• **What you need to do**
Skip the pictures. Repeat everything else in the records word for word.

• **Excerpt from a dataset**
====================

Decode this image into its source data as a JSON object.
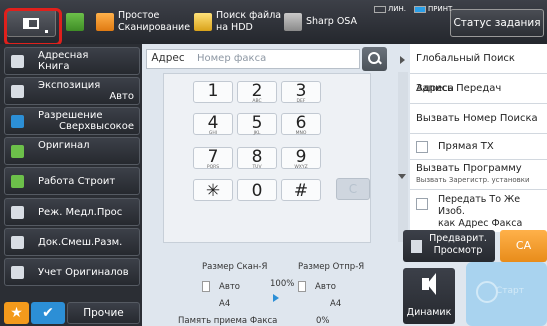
{
  "topbar": {
    "shortcuts": [
      {
        "label_line1": "",
        "label_line2": ""
      },
      {
        "label_line1": "Простое",
        "label_line2": "Сканирование"
      },
      {
        "label_line1": "Поиск файла",
        "label_line2": "на HDD"
      },
      {
        "label_line1": "Sharp OSA",
        "label_line2": ""
      }
    ],
    "indicator_line": "ЛИН.",
    "indicator_print": "ПРИНТ",
    "job_status": "Статус задания"
  },
  "left_menu": {
    "address_book_line1": "Адресная",
    "address_book_line2": "Книга",
    "exposure": "Экспозиция",
    "exposure_value": "Авто",
    "resolution": "Разрешение",
    "resolution_value": "Сверхвысокое",
    "original": "Оригинал",
    "job_build": "Работа Строит",
    "slow_scan": "Реж. Медл.Прос",
    "mixed_size": "Док.Смеш.Разм.",
    "count_originals": "Учет Оригиналов",
    "others": "Прочие"
  },
  "address": {
    "label": "Адрес",
    "placeholder": "Номер факса"
  },
  "keypad": [
    {
      "num": "1",
      "sub": ""
    },
    {
      "num": "2",
      "sub": "ABC"
    },
    {
      "num": "3",
      "sub": "DEF"
    },
    {
      "num": "4",
      "sub": "GHI"
    },
    {
      "num": "5",
      "sub": "JKL"
    },
    {
      "num": "6",
      "sub": "MNO"
    },
    {
      "num": "7",
      "sub": "PQRS"
    },
    {
      "num": "8",
      "sub": "TUV"
    },
    {
      "num": "9",
      "sub": "WXYZ"
    },
    {
      "num": "✳",
      "sub": ""
    },
    {
      "num": "0",
      "sub": ""
    },
    {
      "num": "#",
      "sub": ""
    }
  ],
  "clear_label": "C",
  "right_panel": {
    "global_search": "Глобальный Поиск Адреса",
    "tx_log": "Запись Передач",
    "call_search_number": "Вызвать Номер Поиска",
    "direct_tx": "Прямая ТХ",
    "call_program": "Вызвать Программу",
    "call_program_sub": "Вызвать Зарегистр. установки",
    "send_same_line1": "Передать То Же Изоб.",
    "send_same_line2": "как Адрес Факса"
  },
  "status": {
    "scan_size_label": "Размер Скан-Я",
    "send_size_label": "Размер Отпр-Я",
    "scan_size_value": "Авто",
    "scan_paper": "A4",
    "ratio": "100%",
    "send_size_value": "Авто",
    "send_paper": "A4",
    "memory_label": "Память приема Факса",
    "memory_value": "0%"
  },
  "actions": {
    "preview_line1": "Предварит.",
    "preview_line2": "Просмотр",
    "ca": "CA",
    "speaker": "Динамик",
    "start": "Старт"
  }
}
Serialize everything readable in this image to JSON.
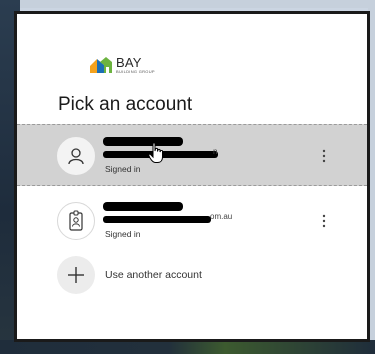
{
  "brand": {
    "name": "BAY",
    "sub": "BUILDING GROUP",
    "colors": [
      "#f4a21d",
      "#1c6fb5",
      "#6cb33f"
    ]
  },
  "title": "Pick an account",
  "accounts": [
    {
      "avatar_icon": "person-icon",
      "status": "Signed in",
      "email_suffix": "n",
      "selected": true,
      "more_icon": "more-vertical-icon"
    },
    {
      "avatar_icon": "id-badge-icon",
      "status": "Signed in",
      "email_suffix": "om.au",
      "selected": false,
      "more_icon": "more-vertical-icon"
    }
  ],
  "add_account": {
    "label": "Use another account",
    "icon": "plus-icon"
  },
  "cursor": "hand-pointer-icon"
}
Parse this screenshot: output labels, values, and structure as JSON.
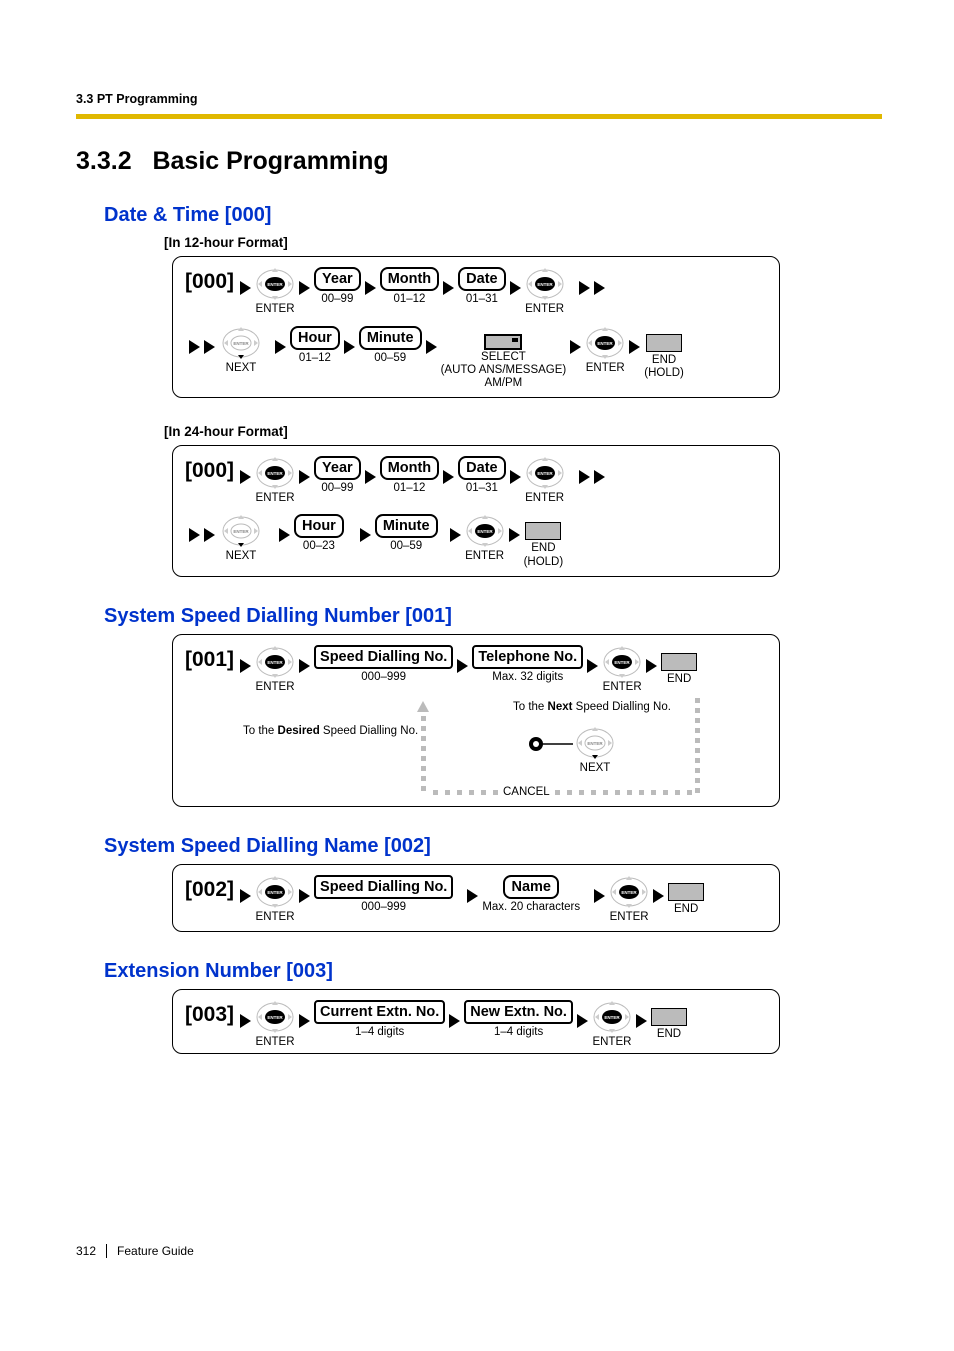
{
  "header": {
    "breadcrumb": "3.3 PT Programming"
  },
  "section": {
    "number": "3.3.2",
    "title": "Basic Programming"
  },
  "s000": {
    "heading": "Date & Time [000]",
    "fmt12": "[In 12-hour Format]",
    "fmt24": "[In 24-hour Format]",
    "code": "[000]",
    "enter": "ENTER",
    "next": "NEXT",
    "year": "Year",
    "year_r": "00–99",
    "month": "Month",
    "month_r": "01–12",
    "date": "Date",
    "date_r": "01–31",
    "hour12": "Hour",
    "hour12_r": "01–12",
    "hour24": "Hour",
    "hour24_r": "00–23",
    "minute": "Minute",
    "minute_r": "00–59",
    "select": "SELECT",
    "select_sub1": "(AUTO ANS/MESSAGE)",
    "select_sub2": "AM/PM",
    "end": "END",
    "hold": "(HOLD)"
  },
  "s001": {
    "heading": "System Speed Dialling Number [001]",
    "code": "[001]",
    "enter": "ENTER",
    "sdn": "Speed Dialling No.",
    "sdn_r": "000–999",
    "tel": "Telephone No.",
    "tel_r": "Max. 32 digits",
    "end": "END",
    "next": "NEXT",
    "cancel": "CANCEL",
    "note_desired_pre": "To the ",
    "note_desired_b": "Desired",
    "note_desired_post": " Speed Dialling No.",
    "note_next_pre": "To the ",
    "note_next_b": "Next",
    "note_next_post": " Speed Dialling No."
  },
  "s002": {
    "heading": "System Speed Dialling Name [002]",
    "code": "[002]",
    "enter": "ENTER",
    "sdn": "Speed Dialling No.",
    "sdn_r": "000–999",
    "name": "Name",
    "name_r": "Max. 20 characters",
    "end": "END"
  },
  "s003": {
    "heading": "Extension Number [003]",
    "code": "[003]",
    "enter": "ENTER",
    "cur": "Current Extn. No.",
    "cur_r": "1–4 digits",
    "new": "New Extn. No.",
    "new_r": "1–4 digits",
    "end": "END"
  },
  "footer": {
    "page": "312",
    "doc": "Feature Guide"
  }
}
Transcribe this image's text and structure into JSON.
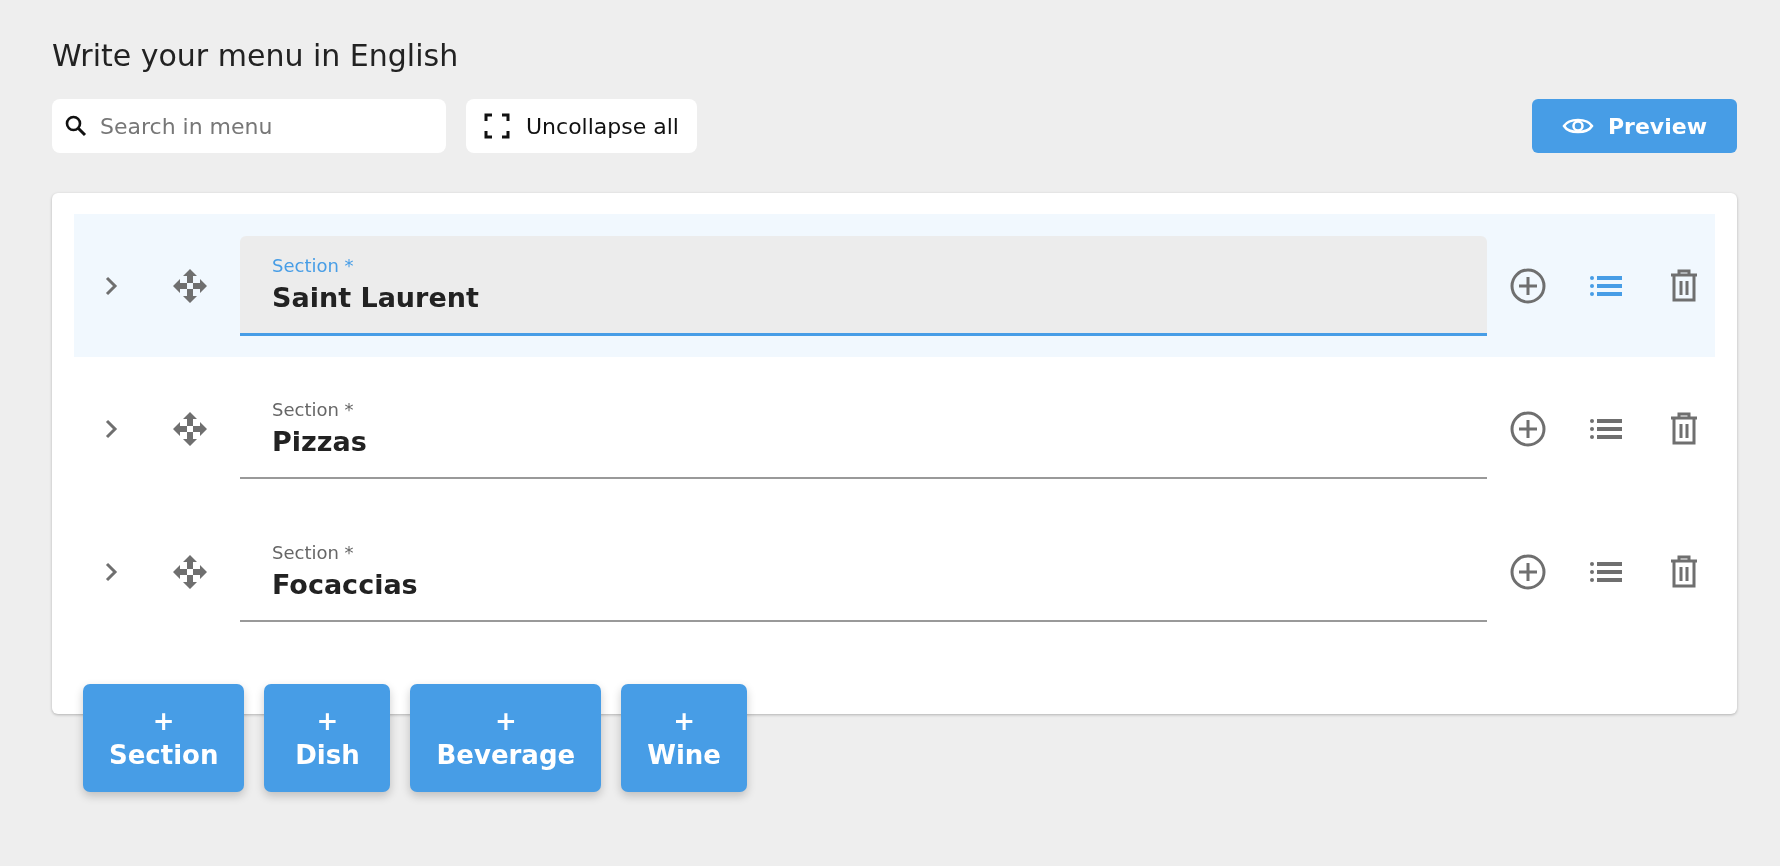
{
  "title": "Write your menu in English",
  "toolbar": {
    "search": {
      "placeholder": "Search in menu"
    },
    "uncollapse": "Uncollapse all",
    "preview": "Preview"
  },
  "sections": [
    {
      "label": "Section *",
      "value": "Saint Laurent",
      "focused": true
    },
    {
      "label": "Section *",
      "value": "Pizzas",
      "focused": false
    },
    {
      "label": "Section *",
      "value": "Focaccias",
      "focused": false
    }
  ],
  "add_buttons": [
    {
      "icon": "+",
      "label": "Section"
    },
    {
      "icon": "+",
      "label": "Dish"
    },
    {
      "icon": "+",
      "label": "Beverage"
    },
    {
      "icon": "+",
      "label": "Wine"
    }
  ]
}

====================

• **Response below**
Decode this image into its source data as a JSON object.
{
  "topbar": {
    "shortcuts": [
      {
        "label_line1": "",
        "label_line2": ""
      },
      {
        "label_line1": "Простое",
        "label_line2": "Сканирование"
      },
      {
        "label_line1": "Поиск файла",
        "label_line2": "на HDD"
      },
      {
        "label_line1": "Sharp OSA",
        "label_line2": ""
      }
    ],
    "indicator_line": "ЛИН.",
    "indicator_print": "ПРИНТ",
    "job_status": "Статус задания"
  },
  "left_menu": {
    "address_book_line1": "Адресная",
    "address_book_line2": "Книга",
    "exposure": "Экспозиция",
    "exposure_value": "Авто",
    "resolution": "Разрешение",
    "resolution_value": "Сверхвысокое",
    "original": "Оригинал",
    "job_build": "Работа Строит",
    "slow_scan": "Реж. Медл.Прос",
    "mixed_size": "Док.Смеш.Разм.",
    "count_originals": "Учет Оригиналов",
    "others": "Прочие"
  },
  "address": {
    "label": "Адрес",
    "placeholder": "Номер факса"
  },
  "keypad": [
    {
      "num": "1",
      "sub": ""
    },
    {
      "num": "2",
      "sub": "ABC"
    },
    {
      "num": "3",
      "sub": "DEF"
    },
    {
      "num": "4",
      "sub": "GHI"
    },
    {
      "num": "5",
      "sub": "JKL"
    },
    {
      "num": "6",
      "sub": "MNO"
    },
    {
      "num": "7",
      "sub": "PQRS"
    },
    {
      "num": "8",
      "sub": "TUV"
    },
    {
      "num": "9",
      "sub": "WXYZ"
    },
    {
      "num": "✳",
      "sub": ""
    },
    {
      "num": "0",
      "sub": ""
    },
    {
      "num": "#",
      "sub": ""
    }
  ],
  "clear_label": "C",
  "right_panel": {
    "global_search": "Глобальный Поиск Адреса",
    "tx_log": "Запись Передач",
    "call_search_number": "Вызвать Номер Поиска",
    "direct_tx": "Прямая ТХ",
    "call_program": "Вызвать Программу",
    "call_program_sub": "Вызвать Зарегистр. установки",
    "send_same_line1": "Передать То Же Изоб.",
    "send_same_line2": "как Адрес Факса"
  },
  "status": {
    "scan_size_label": "Размер Скан-Я",
    "send_size_label": "Размер Отпр-Я",
    "scan_size_value": "Авто",
    "scan_paper": "A4",
    "ratio": "100%",
    "send_size_value": "Авто",
    "send_paper": "A4",
    "memory_label": "Память приема Факса",
    "memory_value": "0%"
  },
  "actions": {
    "preview_line1": "Предварит.",
    "preview_line2": "Просмотр",
    "ca": "CA",
    "speaker": "Динамик",
    "start": "Старт"
  }
}
Serialize everything readable in this image to JSON.
{
  "brand": {
    "name": "BAY",
    "sub": "BUILDING GROUP",
    "colors": [
      "#f4a21d",
      "#1c6fb5",
      "#6cb33f"
    ]
  },
  "title": "Pick an account",
  "accounts": [
    {
      "avatar_icon": "person-icon",
      "status": "Signed in",
      "email_suffix": "n",
      "selected": true,
      "more_icon": "more-vertical-icon"
    },
    {
      "avatar_icon": "id-badge-icon",
      "status": "Signed in",
      "email_suffix": "om.au",
      "selected": false,
      "more_icon": "more-vertical-icon"
    }
  ],
  "add_account": {
    "label": "Use another account",
    "icon": "plus-icon"
  },
  "cursor": "hand-pointer-icon"
}
Parse this screenshot: output labels, values, and structure as JSON.
{
  "header": {
    "breadcrumb": "3.3 PT Programming"
  },
  "section": {
    "number": "3.3.2",
    "title": "Basic Programming"
  },
  "s000": {
    "heading": "Date & Time [000]",
    "fmt12": "[In 12-hour Format]",
    "fmt24": "[In 24-hour Format]",
    "code": "[000]",
    "enter": "ENTER",
    "next": "NEXT",
    "year": "Year",
    "year_r": "00–99",
    "month": "Month",
    "month_r": "01–12",
    "date": "Date",
    "date_r": "01–31",
    "hour12": "Hour",
    "hour12_r": "01–12",
    "hour24": "Hour",
    "hour24_r": "00–23",
    "minute": "Minute",
    "minute_r": "00–59",
    "select": "SELECT",
    "select_sub1": "(AUTO ANS/MESSAGE)",
    "select_sub2": "AM/PM",
    "end": "END",
    "hold": "(HOLD)"
  },
  "s001": {
    "heading": "System Speed Dialling Number [001]",
    "code": "[001]",
    "enter": "ENTER",
    "sdn": "Speed Dialling No.",
    "sdn_r": "000–999",
    "tel": "Telephone No.",
    "tel_r": "Max. 32 digits",
    "end": "END",
    "next": "NEXT",
    "cancel": "CANCEL",
    "note_desired_pre": "To the ",
    "note_desired_b": "Desired",
    "note_desired_post": " Speed Dialling No.",
    "note_next_pre": "To the ",
    "note_next_b": "Next",
    "note_next_post": " Speed Dialling No."
  },
  "s002": {
    "heading": "System Speed Dialling Name [002]",
    "code": "[002]",
    "enter": "ENTER",
    "sdn": "Speed Dialling No.",
    "sdn_r": "000–999",
    "name": "Name",
    "name_r": "Max. 20 characters",
    "end": "END"
  },
  "s003": {
    "heading": "Extension Number [003]",
    "code": "[003]",
    "enter": "ENTER",
    "cur": "Current Extn. No.",
    "cur_r": "1–4 digits",
    "new": "New Extn. No.",
    "new_r": "1–4 digits",
    "end": "END"
  },
  "footer": {
    "page": "312",
    "doc": "Feature Guide"
  }
}
Transcribe this image's text and structure into JSON.
{
  "title": "Write your menu in English",
  "toolbar": {
    "search": {
      "placeholder": "Search in menu"
    },
    "uncollapse": "Uncollapse all",
    "preview": "Preview"
  },
  "sections": [
    {
      "label": "Section *",
      "value": "Saint Laurent",
      "focused": true
    },
    {
      "label": "Section *",
      "value": "Pizzas",
      "focused": false
    },
    {
      "label": "Section *",
      "value": "Focaccias",
      "focused": false
    }
  ],
  "add_buttons": [
    {
      "icon": "+",
      "label": "Section"
    },
    {
      "icon": "+",
      "label": "Dish"
    },
    {
      "icon": "+",
      "label": "Beverage"
    },
    {
      "icon": "+",
      "label": "Wine"
    }
  ]
}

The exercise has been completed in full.